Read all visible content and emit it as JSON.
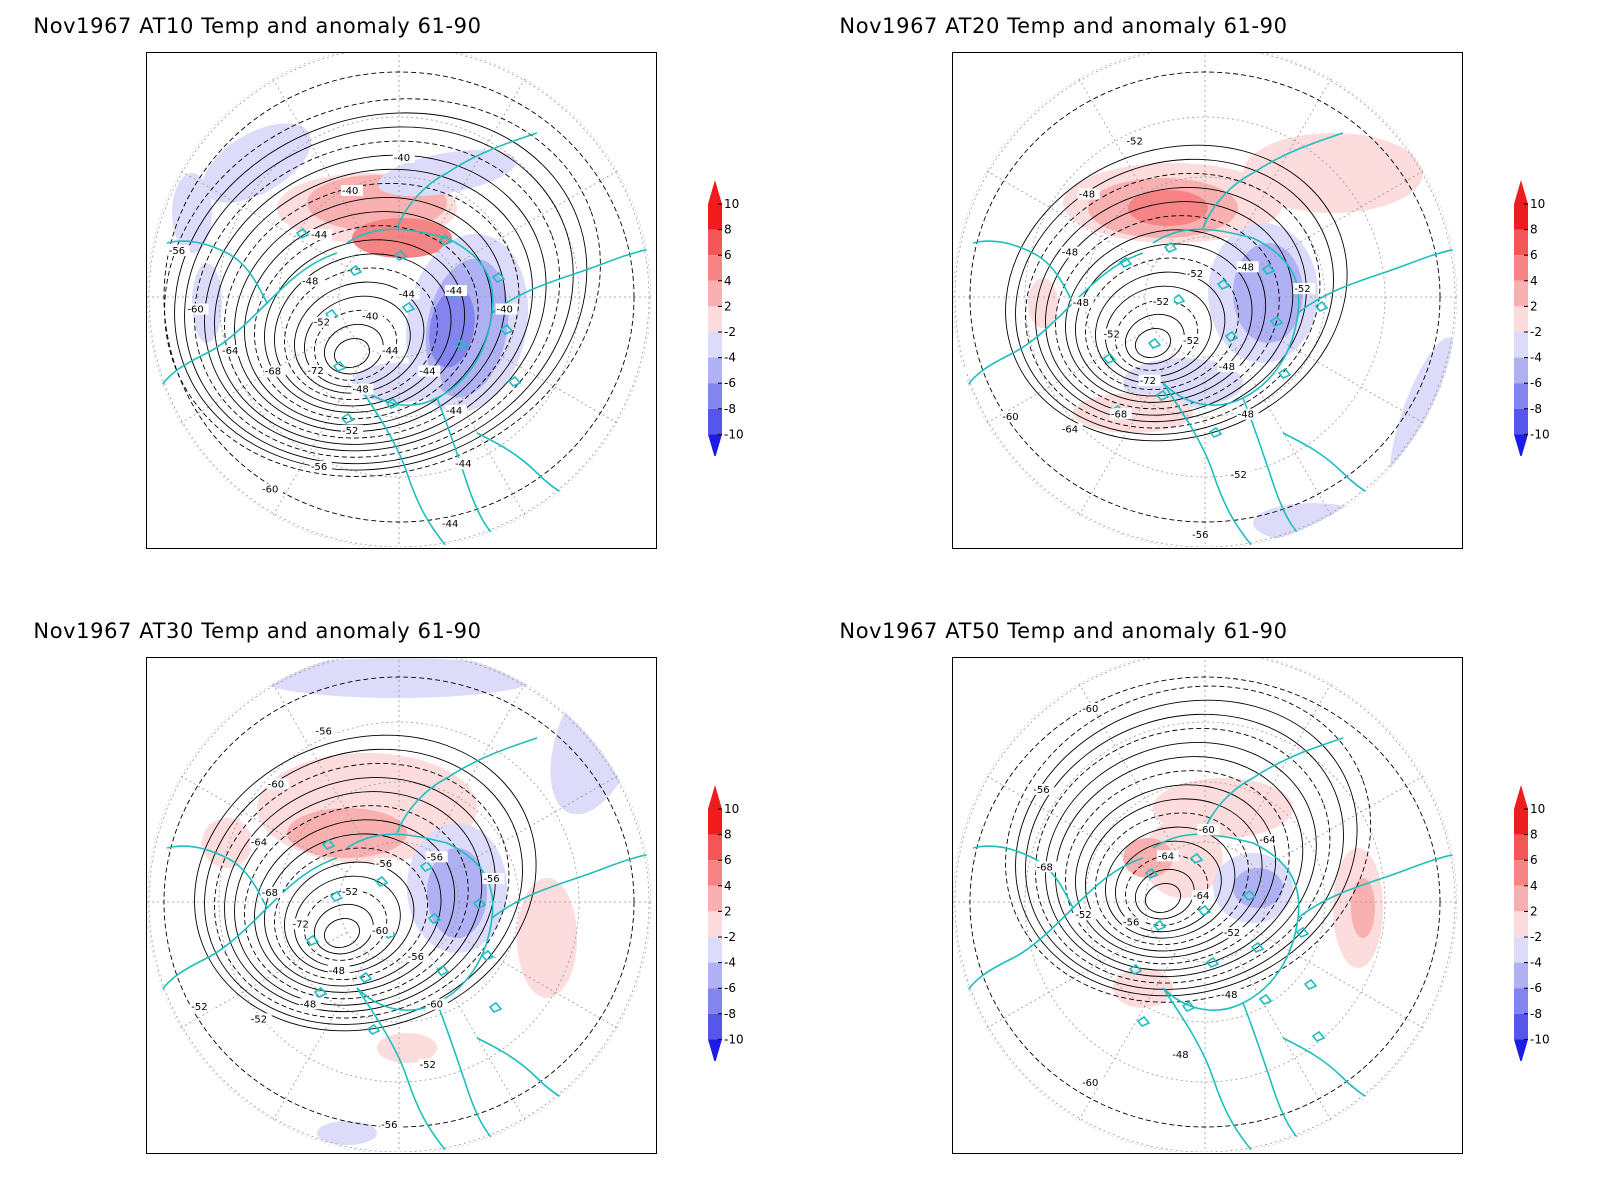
{
  "panels": [
    {
      "title": "Nov1967 AT10 Temp and anomaly 61-90",
      "contour_labels": [
        "-44",
        "-44",
        "-44",
        "-44",
        "-44",
        "-48",
        "-52",
        "-56",
        "-60",
        "-68",
        "-72",
        "-68",
        "-64",
        "-60",
        "-56",
        "-52",
        "-48",
        "-44",
        "-40",
        "-40",
        "-40",
        "-44",
        "-44",
        "-40"
      ]
    },
    {
      "title": "Nov1967 AT20 Temp and anomaly 61-90",
      "contour_labels": [
        "-52",
        "-48",
        "-48",
        "-52",
        "-56",
        "-72",
        "-68",
        "-64",
        "-60",
        "-56",
        "-52",
        "-48",
        "-48",
        "-48",
        "-52",
        "-52",
        "-52",
        "-48",
        "-52"
      ]
    },
    {
      "title": "Nov1967 AT30 Temp and anomaly 61-90",
      "contour_labels": [
        "-60",
        "-56",
        "-60",
        "-52",
        "-56",
        "-48",
        "-48",
        "-52",
        "-52",
        "-56",
        "-72",
        "-68",
        "-64",
        "-60",
        "-56",
        "-52",
        "-56",
        "-56",
        "-56"
      ]
    },
    {
      "title": "Nov1967 AT50 Temp and anomaly 61-90",
      "contour_labels": [
        "-64",
        "-52",
        "-48",
        "-48",
        "-60",
        "-56",
        "-52",
        "-68",
        "-56",
        "-60",
        "-64",
        "-60",
        "-64"
      ]
    }
  ],
  "colorbar": {
    "ticks": [
      "10",
      "8",
      "6",
      "4",
      "2",
      "-2",
      "-4",
      "-6",
      "-8",
      "-10"
    ],
    "colors": [
      "#ee1c1c",
      "#f25656",
      "#f68484",
      "#f9b0b0",
      "#fcdcdc",
      "#ffffff",
      "#dcdcfa",
      "#b0b0f4",
      "#8484ee",
      "#5656ea",
      "#1c1ce6"
    ]
  },
  "icons": {
    "coastline": "coastline-overlay"
  }
}
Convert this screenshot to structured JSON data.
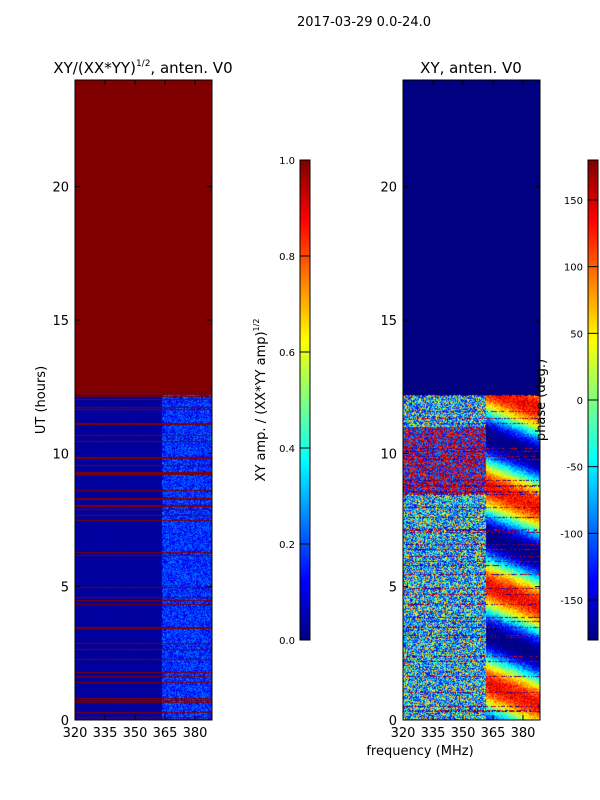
{
  "suptitle": "2017-03-29 0.0-24.0",
  "xlabel_shared": "frequency (MHz)",
  "chart_data": [
    {
      "type": "heatmap",
      "title_main": "XY/(XX*YY)",
      "title_sup": "1/2",
      "title_tail": ", anten. V0",
      "ylabel": "UT (hours)",
      "xlim": [
        320,
        388.5
      ],
      "ylim": [
        0,
        24
      ],
      "xticks": [
        "320",
        "335",
        "350",
        "365",
        "380"
      ],
      "yticks": [
        "0",
        "5",
        "10",
        "15",
        "20"
      ],
      "colorbar": {
        "label_main": "XY amp. / (XX*YY amp)",
        "label_sup": "1/2",
        "range": [
          0,
          1
        ],
        "ticks": [
          "0.0",
          "0.2",
          "0.4",
          "0.6",
          "0.8",
          "1.0"
        ],
        "colormap": "jet"
      },
      "flagged_above_hours": 12.2
    },
    {
      "type": "heatmap",
      "title": "XY, anten. V0",
      "xlim": [
        320,
        388.5
      ],
      "ylim": [
        0,
        24
      ],
      "xticks": [
        "320",
        "335",
        "350",
        "365",
        "380"
      ],
      "yticks": [
        "0",
        "5",
        "10",
        "15",
        "20"
      ],
      "colorbar": {
        "label": "phase (deg.)",
        "range": [
          -180,
          180
        ],
        "ticks": [
          "-150",
          "-100",
          "-50",
          "0",
          "50",
          "100",
          "150"
        ],
        "colormap": "jet"
      },
      "flagged_above_hours": 12.2
    }
  ]
}
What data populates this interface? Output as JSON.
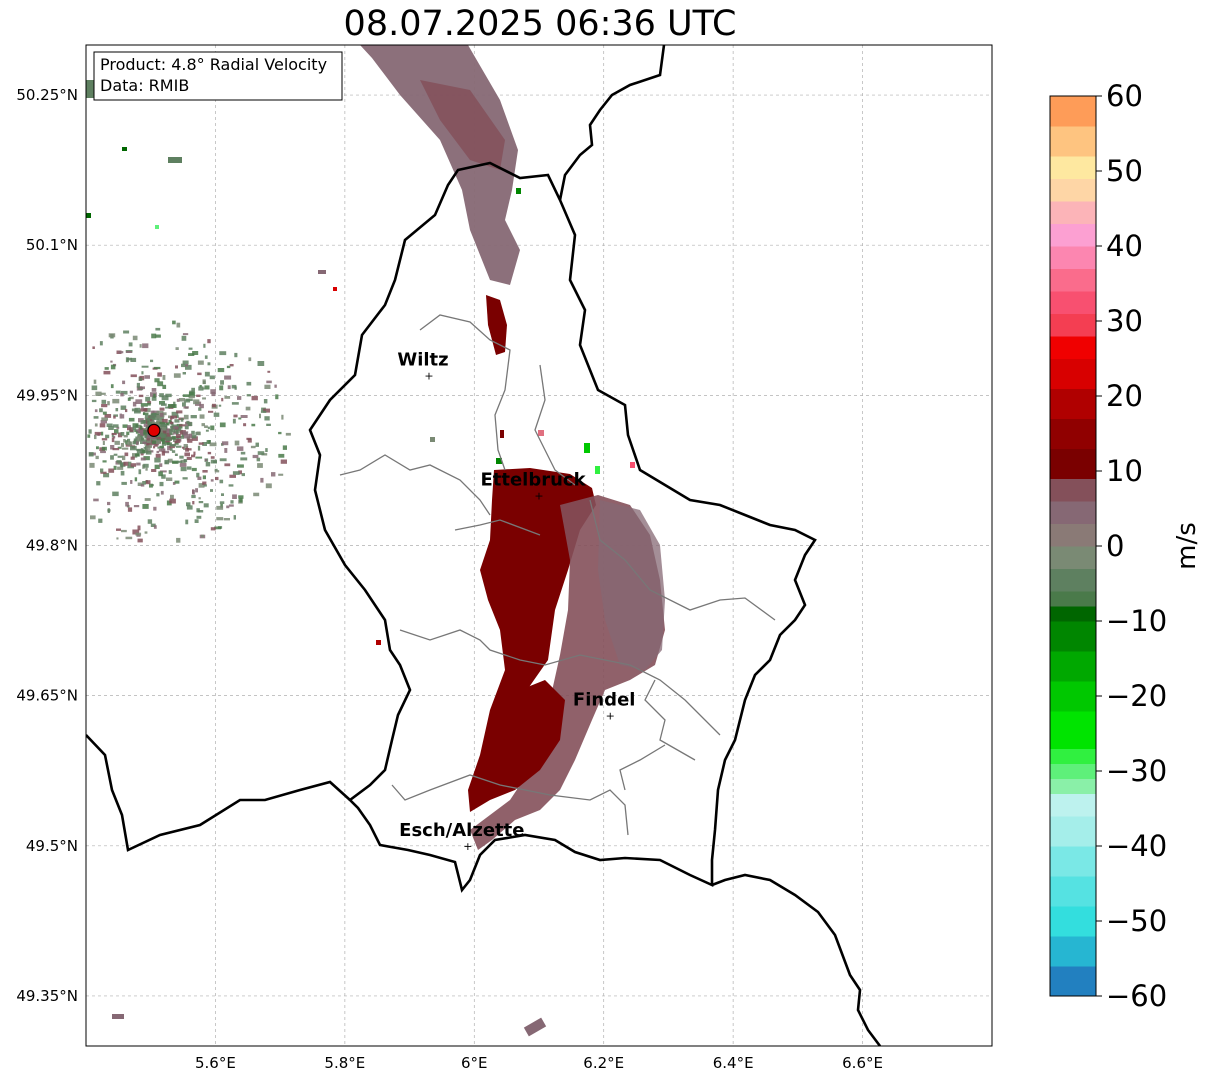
{
  "title": "08.07.2025 06:36 UTC",
  "info_box": {
    "product": "Product: 4.8° Radial Velocity",
    "source": "Data: RMIB"
  },
  "axes": {
    "lon_ticks": [
      {
        "value": 5.6,
        "label": "5.6°E"
      },
      {
        "value": 5.8,
        "label": "5.8°E"
      },
      {
        "value": 6.0,
        "label": "6°E"
      },
      {
        "value": 6.2,
        "label": "6.2°E"
      },
      {
        "value": 6.4,
        "label": "6.4°E"
      },
      {
        "value": 6.6,
        "label": "6.6°E"
      }
    ],
    "lat_ticks": [
      {
        "value": 50.25,
        "label": "50.25°N"
      },
      {
        "value": 50.1,
        "label": "50.1°N"
      },
      {
        "value": 49.95,
        "label": "49.95°N"
      },
      {
        "value": 49.8,
        "label": "49.8°N"
      },
      {
        "value": 49.65,
        "label": "49.65°N"
      },
      {
        "value": 49.5,
        "label": "49.5°N"
      },
      {
        "value": 49.35,
        "label": "49.35°N"
      }
    ],
    "lon_range": [
      5.4,
      6.8
    ],
    "lat_range": [
      49.3,
      50.3
    ],
    "grid": true
  },
  "cities": [
    {
      "name": "Wiltz",
      "lon": 5.93,
      "lat": 49.97
    },
    {
      "name": "Ettelbruck",
      "lon": 6.1,
      "lat": 49.85
    },
    {
      "name": "Findel",
      "lon": 6.21,
      "lat": 49.63
    },
    {
      "name": "Esch/Alzette",
      "lon": 5.99,
      "lat": 49.5
    }
  ],
  "radar_site": {
    "lon": 5.505,
    "lat": 49.915
  },
  "colorbar": {
    "unit": "m/s",
    "min": -60,
    "max": 60,
    "ticks": [
      {
        "value": 60,
        "label": "60"
      },
      {
        "value": 50,
        "label": "50"
      },
      {
        "value": 40,
        "label": "40"
      },
      {
        "value": 30,
        "label": "30"
      },
      {
        "value": 20,
        "label": "20"
      },
      {
        "value": 10,
        "label": "10"
      },
      {
        "value": 0,
        "label": "0"
      },
      {
        "value": -10,
        "label": "−10"
      },
      {
        "value": -20,
        "label": "−20"
      },
      {
        "value": -30,
        "label": "−30"
      },
      {
        "value": -40,
        "label": "−40"
      },
      {
        "value": -50,
        "label": "−50"
      },
      {
        "value": -60,
        "label": "−60"
      }
    ],
    "stops": [
      {
        "from": -60,
        "to": -56,
        "color": "#2280c0"
      },
      {
        "from": -56,
        "to": -52,
        "color": "#26b6d2"
      },
      {
        "from": -52,
        "to": -48,
        "color": "#33dede"
      },
      {
        "from": -48,
        "to": -44,
        "color": "#55e2e2"
      },
      {
        "from": -44,
        "to": -40,
        "color": "#7ae8e6"
      },
      {
        "from": -40,
        "to": -36,
        "color": "#a5eeea"
      },
      {
        "from": -36,
        "to": -33,
        "color": "#bdf2ee"
      },
      {
        "from": -33,
        "to": -31,
        "color": "#8af0a8"
      },
      {
        "from": -31,
        "to": -29,
        "color": "#5ef07a"
      },
      {
        "from": -29,
        "to": -27,
        "color": "#30f040"
      },
      {
        "from": -27,
        "to": -22,
        "color": "#00e400"
      },
      {
        "from": -22,
        "to": -18,
        "color": "#00c800"
      },
      {
        "from": -18,
        "to": -14,
        "color": "#00a800"
      },
      {
        "from": -14,
        "to": -10,
        "color": "#008600"
      },
      {
        "from": -10,
        "to": -8,
        "color": "#006600"
      },
      {
        "from": -8,
        "to": -6,
        "color": "#4a7a4a"
      },
      {
        "from": -6,
        "to": -3,
        "color": "#5e8060"
      },
      {
        "from": -3,
        "to": 0,
        "color": "#7a8a74"
      },
      {
        "from": 0,
        "to": 3,
        "color": "#8a7a76"
      },
      {
        "from": 3,
        "to": 6,
        "color": "#866874"
      },
      {
        "from": 6,
        "to": 9,
        "color": "#84505a"
      },
      {
        "from": 9,
        "to": 13,
        "color": "#7a0000"
      },
      {
        "from": 13,
        "to": 17,
        "color": "#900000"
      },
      {
        "from": 17,
        "to": 21,
        "color": "#b00000"
      },
      {
        "from": 21,
        "to": 25,
        "color": "#d80000"
      },
      {
        "from": 25,
        "to": 28,
        "color": "#f00000"
      },
      {
        "from": 28,
        "to": 31,
        "color": "#f43e52"
      },
      {
        "from": 31,
        "to": 34,
        "color": "#f85070"
      },
      {
        "from": 34,
        "to": 37,
        "color": "#fa6c8c"
      },
      {
        "from": 37,
        "to": 40,
        "color": "#fc86b0"
      },
      {
        "from": 40,
        "to": 43,
        "color": "#fca0d2"
      },
      {
        "from": 43,
        "to": 46,
        "color": "#fcb4b8"
      },
      {
        "from": 46,
        "to": 49,
        "color": "#fed6a6"
      },
      {
        "from": 49,
        "to": 52,
        "color": "#fee8a0"
      },
      {
        "from": 52,
        "to": 56,
        "color": "#fec480"
      },
      {
        "from": 56,
        "to": 60,
        "color": "#fe9c58"
      }
    ]
  }
}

## THE PROBLEM
Scan the listing above. Collect all lines with the word "name".

## RESULT FOR THIS EXERCISE
      "name": "Wiltz",
      "name": "Ettelbruck",
      "name": "Findel",
      "name": "Esch/Alzette",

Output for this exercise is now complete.